---------- ENTRIES SHOWN
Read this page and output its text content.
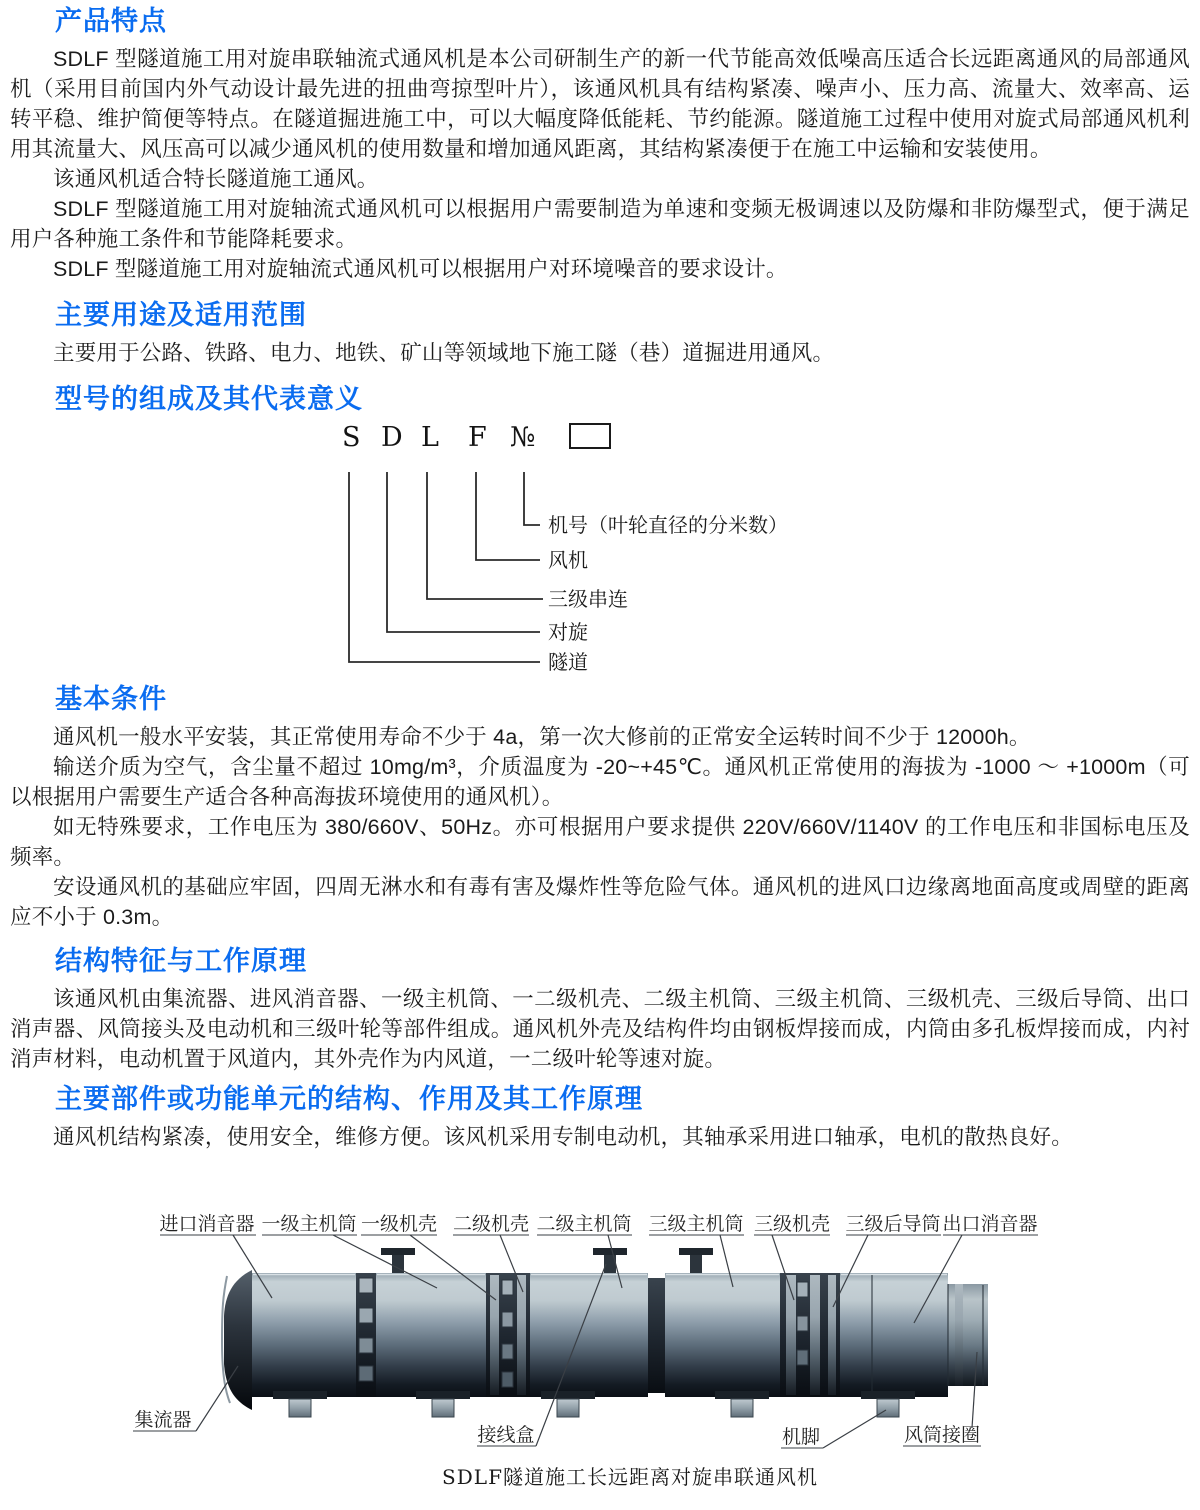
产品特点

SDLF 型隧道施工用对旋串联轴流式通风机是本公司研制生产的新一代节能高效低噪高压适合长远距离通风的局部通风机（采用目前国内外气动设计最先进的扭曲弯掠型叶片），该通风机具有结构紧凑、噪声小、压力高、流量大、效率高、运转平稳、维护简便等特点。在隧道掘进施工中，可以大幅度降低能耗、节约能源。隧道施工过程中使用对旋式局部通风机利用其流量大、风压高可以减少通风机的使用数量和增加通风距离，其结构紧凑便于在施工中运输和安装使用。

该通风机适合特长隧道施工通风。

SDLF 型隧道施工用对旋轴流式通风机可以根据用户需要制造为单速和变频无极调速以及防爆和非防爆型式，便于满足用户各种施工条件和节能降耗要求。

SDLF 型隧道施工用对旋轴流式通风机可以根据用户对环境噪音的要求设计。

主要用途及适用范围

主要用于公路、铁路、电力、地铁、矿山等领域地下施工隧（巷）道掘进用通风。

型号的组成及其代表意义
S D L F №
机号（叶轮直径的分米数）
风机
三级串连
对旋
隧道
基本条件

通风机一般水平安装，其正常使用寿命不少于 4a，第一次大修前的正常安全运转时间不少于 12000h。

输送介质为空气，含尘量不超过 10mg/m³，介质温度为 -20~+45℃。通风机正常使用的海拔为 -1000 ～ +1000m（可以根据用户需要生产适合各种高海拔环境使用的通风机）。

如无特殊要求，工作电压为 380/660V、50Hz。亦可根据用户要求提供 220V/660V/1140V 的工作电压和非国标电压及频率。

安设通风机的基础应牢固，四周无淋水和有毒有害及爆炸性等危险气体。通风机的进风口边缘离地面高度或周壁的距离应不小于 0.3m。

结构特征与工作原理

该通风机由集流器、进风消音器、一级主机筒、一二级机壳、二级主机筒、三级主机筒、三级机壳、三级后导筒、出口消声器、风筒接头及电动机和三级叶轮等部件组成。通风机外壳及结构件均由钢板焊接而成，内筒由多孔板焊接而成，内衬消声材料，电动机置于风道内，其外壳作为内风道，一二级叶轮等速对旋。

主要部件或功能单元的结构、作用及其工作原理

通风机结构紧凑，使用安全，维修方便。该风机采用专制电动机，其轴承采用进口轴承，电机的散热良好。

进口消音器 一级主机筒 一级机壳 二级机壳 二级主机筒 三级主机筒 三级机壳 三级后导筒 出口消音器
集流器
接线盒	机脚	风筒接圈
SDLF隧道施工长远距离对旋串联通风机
--------------------
---------- ENTRIES SHOWN
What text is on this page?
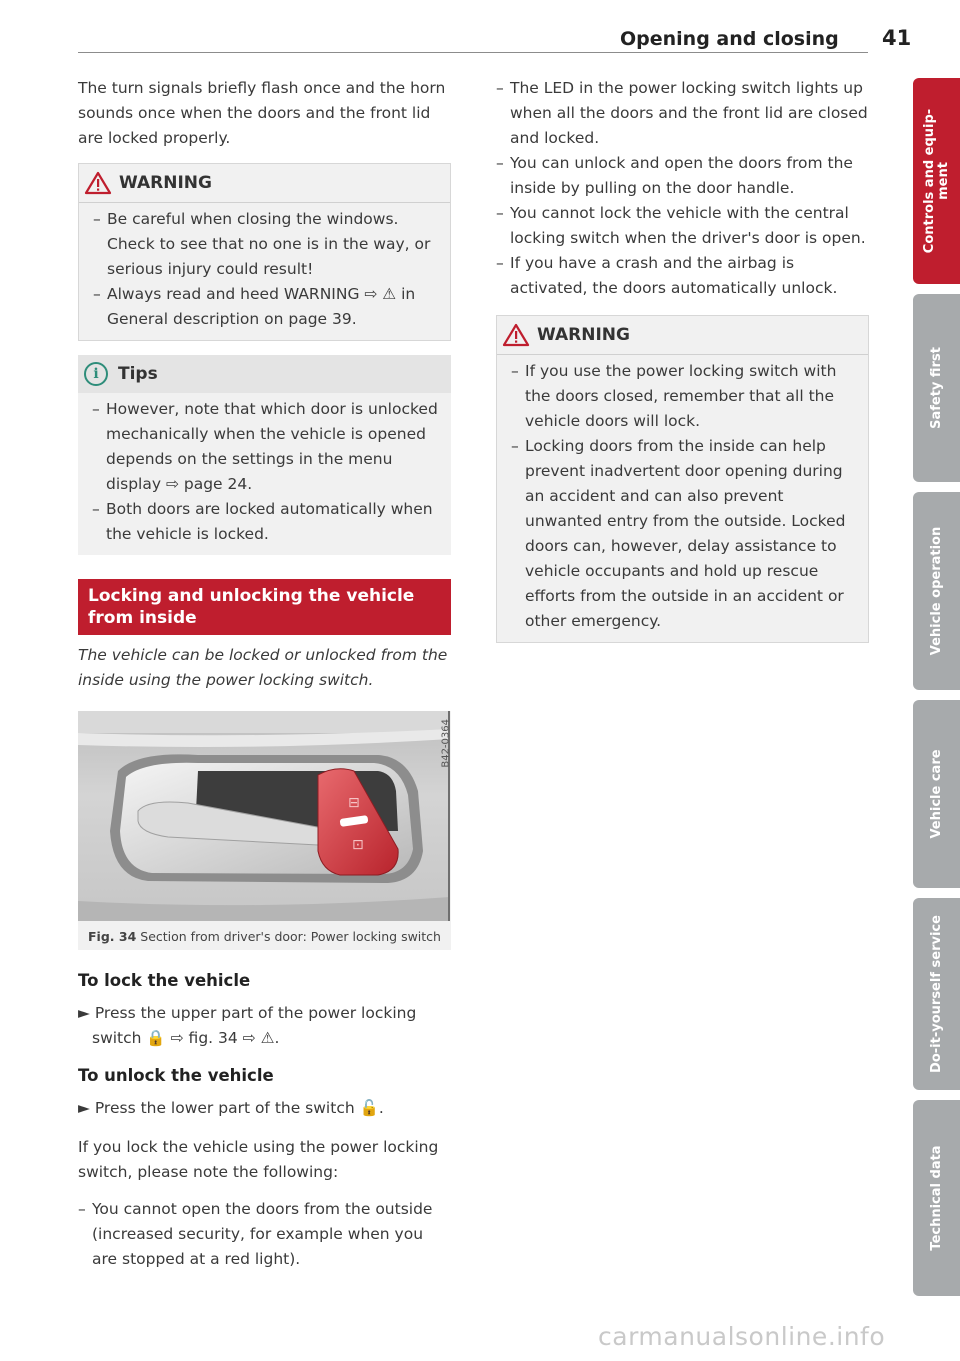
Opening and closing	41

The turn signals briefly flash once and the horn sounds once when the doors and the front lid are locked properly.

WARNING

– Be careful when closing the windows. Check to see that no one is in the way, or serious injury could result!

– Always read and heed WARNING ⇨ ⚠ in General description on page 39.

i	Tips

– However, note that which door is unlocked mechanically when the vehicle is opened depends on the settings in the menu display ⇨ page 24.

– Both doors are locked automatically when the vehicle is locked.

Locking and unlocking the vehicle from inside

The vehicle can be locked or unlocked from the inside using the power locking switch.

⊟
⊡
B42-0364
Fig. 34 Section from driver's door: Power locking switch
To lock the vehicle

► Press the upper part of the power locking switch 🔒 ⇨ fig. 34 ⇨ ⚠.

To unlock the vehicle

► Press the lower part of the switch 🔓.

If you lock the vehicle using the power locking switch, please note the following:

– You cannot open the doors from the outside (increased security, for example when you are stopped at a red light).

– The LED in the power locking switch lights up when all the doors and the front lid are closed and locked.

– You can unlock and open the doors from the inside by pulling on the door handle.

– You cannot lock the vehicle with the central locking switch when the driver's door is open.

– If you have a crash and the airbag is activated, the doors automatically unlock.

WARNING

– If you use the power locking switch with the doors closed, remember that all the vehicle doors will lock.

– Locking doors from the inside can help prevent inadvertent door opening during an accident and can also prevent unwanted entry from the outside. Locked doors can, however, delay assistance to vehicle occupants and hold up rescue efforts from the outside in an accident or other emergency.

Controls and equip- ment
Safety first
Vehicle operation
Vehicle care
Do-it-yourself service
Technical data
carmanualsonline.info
--------------------
→ **EXERCISE INSTRUCTIONS**:
Lines of the material that contain the word "三级机壳" are to be gathered.

→ **PROBLEM SOLUTION**:
该通风机由集流器、进风消音器、一级主机筒、一二级机壳、二级主机筒、三级主机筒、三级机壳、三级后导筒、出口消声器、风筒接头及电动机和三级叶轮等部件组成。通风机外壳及结构件均由钢板焊接而成，内筒由多孔板焊接而成，内衬消声材料，电动机置于风道内，其外壳作为内风道，一二级叶轮等速对旋。
进口消音器 一级主机筒 一级机壳 二级机壳 二级主机筒 三级主机筒 三级机壳 三级后导筒 出口消音器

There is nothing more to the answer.